-- Start RECORDS FOR PROCESSING --

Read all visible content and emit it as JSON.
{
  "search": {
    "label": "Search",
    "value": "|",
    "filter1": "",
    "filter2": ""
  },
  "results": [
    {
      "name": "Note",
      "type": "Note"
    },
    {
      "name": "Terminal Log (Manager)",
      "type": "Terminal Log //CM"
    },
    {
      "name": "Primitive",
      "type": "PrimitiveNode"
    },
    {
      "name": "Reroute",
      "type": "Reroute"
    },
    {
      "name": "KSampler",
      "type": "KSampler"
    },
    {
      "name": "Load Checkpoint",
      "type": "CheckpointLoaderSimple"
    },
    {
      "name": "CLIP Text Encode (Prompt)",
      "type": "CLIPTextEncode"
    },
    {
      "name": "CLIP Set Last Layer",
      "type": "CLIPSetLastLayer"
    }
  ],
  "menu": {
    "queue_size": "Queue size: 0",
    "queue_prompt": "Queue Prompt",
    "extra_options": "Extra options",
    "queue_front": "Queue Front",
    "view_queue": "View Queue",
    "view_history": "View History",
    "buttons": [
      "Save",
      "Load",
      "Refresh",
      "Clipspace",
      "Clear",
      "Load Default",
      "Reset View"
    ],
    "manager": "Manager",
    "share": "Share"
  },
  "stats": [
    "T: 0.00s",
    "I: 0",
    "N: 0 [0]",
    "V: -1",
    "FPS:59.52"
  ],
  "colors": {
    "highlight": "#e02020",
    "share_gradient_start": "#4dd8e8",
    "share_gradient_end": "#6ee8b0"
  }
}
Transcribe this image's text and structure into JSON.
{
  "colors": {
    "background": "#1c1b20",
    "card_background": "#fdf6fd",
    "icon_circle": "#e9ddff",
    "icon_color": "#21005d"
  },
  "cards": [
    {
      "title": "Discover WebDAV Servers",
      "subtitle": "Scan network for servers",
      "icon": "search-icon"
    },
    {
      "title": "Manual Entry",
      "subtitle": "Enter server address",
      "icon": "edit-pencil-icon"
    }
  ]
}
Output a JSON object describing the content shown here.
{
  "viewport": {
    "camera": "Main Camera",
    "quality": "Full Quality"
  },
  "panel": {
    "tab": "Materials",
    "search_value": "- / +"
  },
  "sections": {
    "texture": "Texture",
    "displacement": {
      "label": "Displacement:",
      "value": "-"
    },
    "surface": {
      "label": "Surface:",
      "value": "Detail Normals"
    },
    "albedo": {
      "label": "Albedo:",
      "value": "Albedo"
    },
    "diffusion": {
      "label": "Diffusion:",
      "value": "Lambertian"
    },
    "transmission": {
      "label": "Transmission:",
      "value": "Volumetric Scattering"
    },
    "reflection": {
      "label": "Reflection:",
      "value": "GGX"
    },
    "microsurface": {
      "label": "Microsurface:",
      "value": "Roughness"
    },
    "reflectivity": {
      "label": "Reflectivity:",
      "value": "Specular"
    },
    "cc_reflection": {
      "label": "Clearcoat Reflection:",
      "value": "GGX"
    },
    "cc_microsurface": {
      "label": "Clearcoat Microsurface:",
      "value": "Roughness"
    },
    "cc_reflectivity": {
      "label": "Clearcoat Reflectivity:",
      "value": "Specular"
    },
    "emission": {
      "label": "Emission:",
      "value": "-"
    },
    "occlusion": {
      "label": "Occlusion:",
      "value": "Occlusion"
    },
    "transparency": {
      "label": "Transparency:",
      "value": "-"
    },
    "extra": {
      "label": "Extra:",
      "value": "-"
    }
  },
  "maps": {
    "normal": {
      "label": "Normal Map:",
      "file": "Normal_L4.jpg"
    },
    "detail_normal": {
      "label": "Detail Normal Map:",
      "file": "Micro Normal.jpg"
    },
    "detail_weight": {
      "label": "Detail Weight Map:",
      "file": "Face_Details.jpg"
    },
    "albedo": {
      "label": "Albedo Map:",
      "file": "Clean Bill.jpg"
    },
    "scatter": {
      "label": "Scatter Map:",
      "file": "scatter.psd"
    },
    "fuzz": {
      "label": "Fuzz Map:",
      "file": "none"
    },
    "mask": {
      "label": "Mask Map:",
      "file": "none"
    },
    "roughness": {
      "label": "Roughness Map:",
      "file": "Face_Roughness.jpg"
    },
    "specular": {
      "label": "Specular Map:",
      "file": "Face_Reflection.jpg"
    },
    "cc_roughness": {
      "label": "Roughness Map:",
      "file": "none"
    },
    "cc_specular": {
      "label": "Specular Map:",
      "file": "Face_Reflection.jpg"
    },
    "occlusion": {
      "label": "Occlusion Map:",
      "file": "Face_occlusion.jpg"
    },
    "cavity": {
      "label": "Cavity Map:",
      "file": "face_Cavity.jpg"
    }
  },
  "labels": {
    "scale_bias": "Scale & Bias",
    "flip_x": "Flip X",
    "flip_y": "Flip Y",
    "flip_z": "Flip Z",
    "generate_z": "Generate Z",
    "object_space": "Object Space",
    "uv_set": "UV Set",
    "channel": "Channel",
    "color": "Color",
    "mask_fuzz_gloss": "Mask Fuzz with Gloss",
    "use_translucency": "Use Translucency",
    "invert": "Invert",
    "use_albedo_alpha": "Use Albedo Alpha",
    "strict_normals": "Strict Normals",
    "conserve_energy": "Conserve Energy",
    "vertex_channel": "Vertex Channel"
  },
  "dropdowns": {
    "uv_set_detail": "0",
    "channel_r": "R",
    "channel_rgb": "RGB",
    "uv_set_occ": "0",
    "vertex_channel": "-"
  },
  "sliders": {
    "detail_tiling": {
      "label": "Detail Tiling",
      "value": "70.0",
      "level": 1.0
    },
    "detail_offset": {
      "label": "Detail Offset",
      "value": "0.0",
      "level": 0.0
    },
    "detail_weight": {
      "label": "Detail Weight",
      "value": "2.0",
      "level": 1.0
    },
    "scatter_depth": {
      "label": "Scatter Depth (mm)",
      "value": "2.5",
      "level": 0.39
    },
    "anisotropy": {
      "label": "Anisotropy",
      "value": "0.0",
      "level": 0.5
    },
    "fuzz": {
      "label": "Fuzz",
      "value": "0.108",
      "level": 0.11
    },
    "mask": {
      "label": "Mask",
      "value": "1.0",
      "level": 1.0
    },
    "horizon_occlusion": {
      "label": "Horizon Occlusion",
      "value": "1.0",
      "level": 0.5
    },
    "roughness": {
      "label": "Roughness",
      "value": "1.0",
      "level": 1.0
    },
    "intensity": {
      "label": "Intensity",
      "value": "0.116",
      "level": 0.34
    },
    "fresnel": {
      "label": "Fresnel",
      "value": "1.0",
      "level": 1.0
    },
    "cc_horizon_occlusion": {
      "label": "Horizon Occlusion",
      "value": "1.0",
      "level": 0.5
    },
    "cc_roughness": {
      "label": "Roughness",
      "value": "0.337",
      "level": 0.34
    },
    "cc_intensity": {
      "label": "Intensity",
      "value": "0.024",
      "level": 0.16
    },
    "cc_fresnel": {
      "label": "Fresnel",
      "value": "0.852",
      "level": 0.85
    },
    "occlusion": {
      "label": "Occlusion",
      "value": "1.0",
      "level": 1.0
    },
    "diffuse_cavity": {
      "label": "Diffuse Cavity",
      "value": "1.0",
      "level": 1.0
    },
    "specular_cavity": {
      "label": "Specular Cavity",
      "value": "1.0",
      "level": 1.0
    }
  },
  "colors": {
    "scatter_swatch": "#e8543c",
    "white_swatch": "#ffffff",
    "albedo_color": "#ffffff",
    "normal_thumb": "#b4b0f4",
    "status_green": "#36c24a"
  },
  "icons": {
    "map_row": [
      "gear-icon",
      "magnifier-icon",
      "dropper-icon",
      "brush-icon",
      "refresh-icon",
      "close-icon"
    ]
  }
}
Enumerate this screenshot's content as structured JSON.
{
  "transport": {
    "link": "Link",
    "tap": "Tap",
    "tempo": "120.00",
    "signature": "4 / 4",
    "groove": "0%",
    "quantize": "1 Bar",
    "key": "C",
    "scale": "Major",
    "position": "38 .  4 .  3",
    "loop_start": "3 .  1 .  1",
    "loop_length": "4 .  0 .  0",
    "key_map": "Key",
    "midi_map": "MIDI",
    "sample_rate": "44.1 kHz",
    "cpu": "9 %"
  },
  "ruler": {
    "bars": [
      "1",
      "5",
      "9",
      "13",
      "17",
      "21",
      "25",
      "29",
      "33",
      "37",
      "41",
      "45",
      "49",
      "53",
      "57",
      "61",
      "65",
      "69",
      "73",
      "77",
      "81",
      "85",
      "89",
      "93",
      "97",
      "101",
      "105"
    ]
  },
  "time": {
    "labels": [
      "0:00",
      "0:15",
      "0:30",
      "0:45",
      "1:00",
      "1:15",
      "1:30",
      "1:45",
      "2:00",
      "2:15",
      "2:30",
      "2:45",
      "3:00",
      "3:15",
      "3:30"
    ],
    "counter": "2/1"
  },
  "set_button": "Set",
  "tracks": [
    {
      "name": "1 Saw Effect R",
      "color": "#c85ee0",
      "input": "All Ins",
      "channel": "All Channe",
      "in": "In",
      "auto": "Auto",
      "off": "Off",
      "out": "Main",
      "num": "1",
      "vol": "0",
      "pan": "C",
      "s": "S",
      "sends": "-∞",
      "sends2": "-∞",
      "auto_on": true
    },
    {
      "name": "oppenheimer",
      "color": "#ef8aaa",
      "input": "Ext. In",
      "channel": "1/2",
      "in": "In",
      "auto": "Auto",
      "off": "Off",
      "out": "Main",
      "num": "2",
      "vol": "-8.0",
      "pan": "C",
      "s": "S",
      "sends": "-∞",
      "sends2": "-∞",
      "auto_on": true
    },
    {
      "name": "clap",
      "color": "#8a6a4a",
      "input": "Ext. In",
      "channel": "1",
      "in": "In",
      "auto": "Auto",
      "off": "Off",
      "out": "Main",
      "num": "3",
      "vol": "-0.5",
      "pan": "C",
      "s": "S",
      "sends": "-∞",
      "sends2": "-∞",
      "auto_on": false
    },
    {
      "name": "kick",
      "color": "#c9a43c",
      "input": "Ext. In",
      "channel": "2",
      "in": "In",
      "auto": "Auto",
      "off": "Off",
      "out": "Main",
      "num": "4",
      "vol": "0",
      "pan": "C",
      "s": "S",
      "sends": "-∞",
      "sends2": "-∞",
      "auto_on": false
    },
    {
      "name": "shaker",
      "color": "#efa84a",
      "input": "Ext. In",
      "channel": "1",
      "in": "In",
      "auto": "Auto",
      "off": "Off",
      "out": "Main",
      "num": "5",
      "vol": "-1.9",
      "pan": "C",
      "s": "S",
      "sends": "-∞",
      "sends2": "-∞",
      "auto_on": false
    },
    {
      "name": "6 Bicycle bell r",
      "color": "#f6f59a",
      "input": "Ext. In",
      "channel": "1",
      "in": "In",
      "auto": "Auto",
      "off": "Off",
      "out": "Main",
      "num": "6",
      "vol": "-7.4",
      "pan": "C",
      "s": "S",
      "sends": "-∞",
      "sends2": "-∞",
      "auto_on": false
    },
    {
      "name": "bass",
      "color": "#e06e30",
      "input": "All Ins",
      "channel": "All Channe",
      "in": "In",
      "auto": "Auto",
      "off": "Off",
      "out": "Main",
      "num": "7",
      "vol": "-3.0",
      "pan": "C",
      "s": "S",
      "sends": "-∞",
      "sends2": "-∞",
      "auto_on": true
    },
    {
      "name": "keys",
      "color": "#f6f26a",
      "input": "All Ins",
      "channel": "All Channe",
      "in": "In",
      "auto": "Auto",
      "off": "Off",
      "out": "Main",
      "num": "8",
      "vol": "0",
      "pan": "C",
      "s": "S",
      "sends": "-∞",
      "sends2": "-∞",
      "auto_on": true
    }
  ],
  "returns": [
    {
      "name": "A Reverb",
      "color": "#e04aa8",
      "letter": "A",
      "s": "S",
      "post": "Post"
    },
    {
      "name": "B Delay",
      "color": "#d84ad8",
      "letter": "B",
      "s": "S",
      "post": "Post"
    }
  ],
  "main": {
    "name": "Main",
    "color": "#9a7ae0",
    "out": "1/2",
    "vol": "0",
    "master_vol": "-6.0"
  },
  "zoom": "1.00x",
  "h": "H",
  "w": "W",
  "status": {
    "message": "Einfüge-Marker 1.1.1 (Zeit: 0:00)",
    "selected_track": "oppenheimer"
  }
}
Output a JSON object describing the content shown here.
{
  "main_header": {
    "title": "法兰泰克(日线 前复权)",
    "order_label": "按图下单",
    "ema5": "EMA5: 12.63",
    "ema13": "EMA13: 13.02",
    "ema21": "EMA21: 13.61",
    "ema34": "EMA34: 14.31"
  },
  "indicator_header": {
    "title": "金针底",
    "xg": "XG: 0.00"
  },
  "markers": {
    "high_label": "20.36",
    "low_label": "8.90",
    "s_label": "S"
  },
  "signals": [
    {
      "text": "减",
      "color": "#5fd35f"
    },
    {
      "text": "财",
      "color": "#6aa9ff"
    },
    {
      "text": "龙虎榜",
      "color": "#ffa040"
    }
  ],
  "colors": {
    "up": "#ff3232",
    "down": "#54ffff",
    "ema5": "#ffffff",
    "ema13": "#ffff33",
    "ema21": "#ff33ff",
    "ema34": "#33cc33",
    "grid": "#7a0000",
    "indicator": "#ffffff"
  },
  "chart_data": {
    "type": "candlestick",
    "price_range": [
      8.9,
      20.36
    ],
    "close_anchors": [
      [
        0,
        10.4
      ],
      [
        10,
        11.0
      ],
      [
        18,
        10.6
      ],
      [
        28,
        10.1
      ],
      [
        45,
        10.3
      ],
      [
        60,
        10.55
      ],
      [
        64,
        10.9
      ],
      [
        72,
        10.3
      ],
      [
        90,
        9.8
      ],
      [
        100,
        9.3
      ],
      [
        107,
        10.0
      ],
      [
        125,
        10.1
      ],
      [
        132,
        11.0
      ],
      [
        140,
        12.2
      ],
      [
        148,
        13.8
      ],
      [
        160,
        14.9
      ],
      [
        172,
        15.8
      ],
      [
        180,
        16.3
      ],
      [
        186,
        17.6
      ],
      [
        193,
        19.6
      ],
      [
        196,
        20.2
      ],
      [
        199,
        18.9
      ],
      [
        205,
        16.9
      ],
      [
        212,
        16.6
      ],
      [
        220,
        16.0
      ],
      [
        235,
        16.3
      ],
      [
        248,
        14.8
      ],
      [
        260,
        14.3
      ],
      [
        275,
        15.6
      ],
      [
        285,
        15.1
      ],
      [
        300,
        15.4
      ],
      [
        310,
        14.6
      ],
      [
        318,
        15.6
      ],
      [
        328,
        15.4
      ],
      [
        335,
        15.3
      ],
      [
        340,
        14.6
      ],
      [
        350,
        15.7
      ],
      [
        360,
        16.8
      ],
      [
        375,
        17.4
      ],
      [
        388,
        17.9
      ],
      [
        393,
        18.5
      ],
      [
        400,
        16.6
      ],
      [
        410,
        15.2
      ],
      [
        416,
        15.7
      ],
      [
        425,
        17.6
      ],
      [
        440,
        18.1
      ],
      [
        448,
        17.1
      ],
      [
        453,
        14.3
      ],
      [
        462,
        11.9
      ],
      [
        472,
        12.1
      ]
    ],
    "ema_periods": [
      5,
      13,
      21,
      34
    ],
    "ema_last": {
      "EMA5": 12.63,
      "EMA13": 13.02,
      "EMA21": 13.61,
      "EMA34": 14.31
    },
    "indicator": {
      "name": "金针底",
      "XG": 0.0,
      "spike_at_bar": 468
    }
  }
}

-- End RECORDS FOR PROCESSING --

### YOUR INSTRUCTIONS
Find every line that has "Normals" in it, then return those lines.

### RESULT
      "value": "Detail Normals"
    "strict_normals": "Strict Normals",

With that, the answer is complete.